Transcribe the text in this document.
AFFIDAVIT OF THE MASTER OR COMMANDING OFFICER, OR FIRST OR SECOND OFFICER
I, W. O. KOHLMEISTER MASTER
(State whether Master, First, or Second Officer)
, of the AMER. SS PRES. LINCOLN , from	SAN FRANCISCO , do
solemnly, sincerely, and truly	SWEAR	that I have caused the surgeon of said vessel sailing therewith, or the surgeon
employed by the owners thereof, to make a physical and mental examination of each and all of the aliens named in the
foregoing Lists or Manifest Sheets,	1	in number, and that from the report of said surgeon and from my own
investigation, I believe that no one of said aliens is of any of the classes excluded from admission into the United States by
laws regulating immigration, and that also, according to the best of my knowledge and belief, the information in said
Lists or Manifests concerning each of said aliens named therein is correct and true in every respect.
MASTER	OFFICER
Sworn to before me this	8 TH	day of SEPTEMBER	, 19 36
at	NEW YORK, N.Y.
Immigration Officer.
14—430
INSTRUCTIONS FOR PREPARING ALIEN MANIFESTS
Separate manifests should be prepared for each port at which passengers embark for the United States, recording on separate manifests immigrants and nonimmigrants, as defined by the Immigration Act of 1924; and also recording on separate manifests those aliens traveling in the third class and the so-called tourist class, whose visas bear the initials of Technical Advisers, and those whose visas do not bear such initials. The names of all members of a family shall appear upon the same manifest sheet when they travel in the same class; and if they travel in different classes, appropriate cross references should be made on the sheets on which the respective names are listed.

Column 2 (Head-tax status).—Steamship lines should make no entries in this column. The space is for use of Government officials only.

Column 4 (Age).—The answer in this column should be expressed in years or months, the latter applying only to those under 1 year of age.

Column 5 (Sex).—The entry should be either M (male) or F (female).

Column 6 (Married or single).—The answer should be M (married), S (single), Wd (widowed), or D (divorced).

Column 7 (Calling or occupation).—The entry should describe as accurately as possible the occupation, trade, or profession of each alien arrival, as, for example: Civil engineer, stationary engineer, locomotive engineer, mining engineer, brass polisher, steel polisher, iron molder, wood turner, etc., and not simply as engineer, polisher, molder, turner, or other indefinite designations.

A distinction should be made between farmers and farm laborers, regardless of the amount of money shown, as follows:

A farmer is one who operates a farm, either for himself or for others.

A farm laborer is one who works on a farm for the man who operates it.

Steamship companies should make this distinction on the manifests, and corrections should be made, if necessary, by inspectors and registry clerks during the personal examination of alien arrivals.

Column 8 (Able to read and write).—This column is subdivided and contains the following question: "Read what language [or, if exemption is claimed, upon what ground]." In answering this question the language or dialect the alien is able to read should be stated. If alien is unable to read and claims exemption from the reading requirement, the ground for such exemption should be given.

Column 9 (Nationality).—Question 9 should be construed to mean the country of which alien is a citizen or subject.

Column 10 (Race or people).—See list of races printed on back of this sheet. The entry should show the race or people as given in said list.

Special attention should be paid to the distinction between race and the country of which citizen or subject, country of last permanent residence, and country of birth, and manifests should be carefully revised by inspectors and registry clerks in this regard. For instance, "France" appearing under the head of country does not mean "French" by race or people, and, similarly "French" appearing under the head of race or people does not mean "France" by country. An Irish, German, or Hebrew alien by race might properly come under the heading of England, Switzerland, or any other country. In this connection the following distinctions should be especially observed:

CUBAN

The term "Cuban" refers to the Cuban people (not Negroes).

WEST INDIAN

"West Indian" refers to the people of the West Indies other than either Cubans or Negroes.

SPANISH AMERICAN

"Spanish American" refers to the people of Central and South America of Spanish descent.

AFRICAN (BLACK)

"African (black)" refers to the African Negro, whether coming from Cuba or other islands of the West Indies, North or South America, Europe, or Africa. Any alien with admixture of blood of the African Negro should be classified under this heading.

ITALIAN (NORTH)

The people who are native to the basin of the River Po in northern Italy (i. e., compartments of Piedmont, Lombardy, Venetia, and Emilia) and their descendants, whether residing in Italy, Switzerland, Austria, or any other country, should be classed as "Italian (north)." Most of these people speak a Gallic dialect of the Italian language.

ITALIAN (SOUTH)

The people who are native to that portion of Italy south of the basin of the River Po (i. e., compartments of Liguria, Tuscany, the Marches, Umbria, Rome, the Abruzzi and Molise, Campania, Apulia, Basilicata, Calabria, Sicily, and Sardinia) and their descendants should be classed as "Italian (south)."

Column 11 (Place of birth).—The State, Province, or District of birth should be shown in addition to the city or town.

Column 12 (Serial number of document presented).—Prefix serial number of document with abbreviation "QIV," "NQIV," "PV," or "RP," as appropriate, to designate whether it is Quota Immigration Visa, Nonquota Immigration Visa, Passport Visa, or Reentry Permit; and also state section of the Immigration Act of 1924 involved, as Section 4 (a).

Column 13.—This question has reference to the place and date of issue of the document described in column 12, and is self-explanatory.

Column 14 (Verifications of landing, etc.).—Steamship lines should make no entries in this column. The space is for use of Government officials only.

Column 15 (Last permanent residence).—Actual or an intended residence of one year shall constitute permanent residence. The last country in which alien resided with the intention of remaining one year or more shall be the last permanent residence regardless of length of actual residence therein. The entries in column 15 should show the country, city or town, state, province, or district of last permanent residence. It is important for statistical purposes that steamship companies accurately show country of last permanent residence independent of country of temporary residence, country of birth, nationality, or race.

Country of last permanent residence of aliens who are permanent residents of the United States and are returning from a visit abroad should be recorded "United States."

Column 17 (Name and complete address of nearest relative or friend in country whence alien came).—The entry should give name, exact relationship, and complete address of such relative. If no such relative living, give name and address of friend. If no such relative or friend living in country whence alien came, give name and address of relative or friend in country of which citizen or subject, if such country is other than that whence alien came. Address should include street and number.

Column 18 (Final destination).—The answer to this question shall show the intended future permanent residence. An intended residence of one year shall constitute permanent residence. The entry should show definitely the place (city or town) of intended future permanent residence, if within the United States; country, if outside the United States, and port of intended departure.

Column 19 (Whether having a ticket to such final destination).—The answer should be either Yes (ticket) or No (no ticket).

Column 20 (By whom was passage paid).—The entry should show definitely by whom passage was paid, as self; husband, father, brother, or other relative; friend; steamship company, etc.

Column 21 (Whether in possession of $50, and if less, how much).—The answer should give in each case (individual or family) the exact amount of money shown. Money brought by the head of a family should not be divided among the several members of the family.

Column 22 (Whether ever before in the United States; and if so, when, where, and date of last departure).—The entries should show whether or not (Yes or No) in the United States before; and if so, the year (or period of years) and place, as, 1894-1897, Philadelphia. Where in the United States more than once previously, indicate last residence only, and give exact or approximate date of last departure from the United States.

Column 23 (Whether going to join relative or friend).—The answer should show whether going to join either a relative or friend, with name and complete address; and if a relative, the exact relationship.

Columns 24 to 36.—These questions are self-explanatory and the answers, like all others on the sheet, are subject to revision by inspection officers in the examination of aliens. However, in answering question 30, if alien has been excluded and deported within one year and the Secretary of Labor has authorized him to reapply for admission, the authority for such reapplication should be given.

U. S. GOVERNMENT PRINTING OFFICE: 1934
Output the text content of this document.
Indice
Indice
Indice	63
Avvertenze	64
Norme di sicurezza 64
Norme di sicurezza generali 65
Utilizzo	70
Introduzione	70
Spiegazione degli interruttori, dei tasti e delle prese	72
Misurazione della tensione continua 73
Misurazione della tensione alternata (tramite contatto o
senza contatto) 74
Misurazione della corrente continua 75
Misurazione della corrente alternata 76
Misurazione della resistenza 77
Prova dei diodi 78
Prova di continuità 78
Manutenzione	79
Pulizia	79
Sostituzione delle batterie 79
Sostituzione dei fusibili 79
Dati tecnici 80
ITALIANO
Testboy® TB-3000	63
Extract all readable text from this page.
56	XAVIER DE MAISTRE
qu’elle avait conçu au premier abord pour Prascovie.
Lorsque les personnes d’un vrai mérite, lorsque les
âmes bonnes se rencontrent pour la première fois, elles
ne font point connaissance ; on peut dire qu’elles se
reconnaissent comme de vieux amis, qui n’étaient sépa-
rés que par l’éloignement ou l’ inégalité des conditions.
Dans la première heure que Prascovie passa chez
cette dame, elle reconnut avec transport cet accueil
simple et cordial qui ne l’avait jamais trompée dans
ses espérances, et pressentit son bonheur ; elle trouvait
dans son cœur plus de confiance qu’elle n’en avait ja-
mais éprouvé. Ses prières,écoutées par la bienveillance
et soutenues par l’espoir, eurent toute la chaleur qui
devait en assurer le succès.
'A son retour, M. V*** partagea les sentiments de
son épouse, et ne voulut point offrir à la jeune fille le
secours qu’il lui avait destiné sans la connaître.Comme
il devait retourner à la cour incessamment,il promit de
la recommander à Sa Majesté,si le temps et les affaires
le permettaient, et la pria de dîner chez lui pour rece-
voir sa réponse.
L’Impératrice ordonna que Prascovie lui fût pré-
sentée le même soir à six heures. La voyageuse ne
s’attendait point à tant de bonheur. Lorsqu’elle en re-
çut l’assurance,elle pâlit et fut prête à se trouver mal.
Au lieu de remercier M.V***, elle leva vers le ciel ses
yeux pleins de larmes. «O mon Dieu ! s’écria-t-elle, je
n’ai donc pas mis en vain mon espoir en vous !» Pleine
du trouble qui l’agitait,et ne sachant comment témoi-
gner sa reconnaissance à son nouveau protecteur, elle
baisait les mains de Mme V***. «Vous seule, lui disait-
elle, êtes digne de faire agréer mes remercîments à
- - -
▶ **Problem**
Work out how many lines of the listing above include the word "première". Report only the number.

▶ **Exercise answer**
2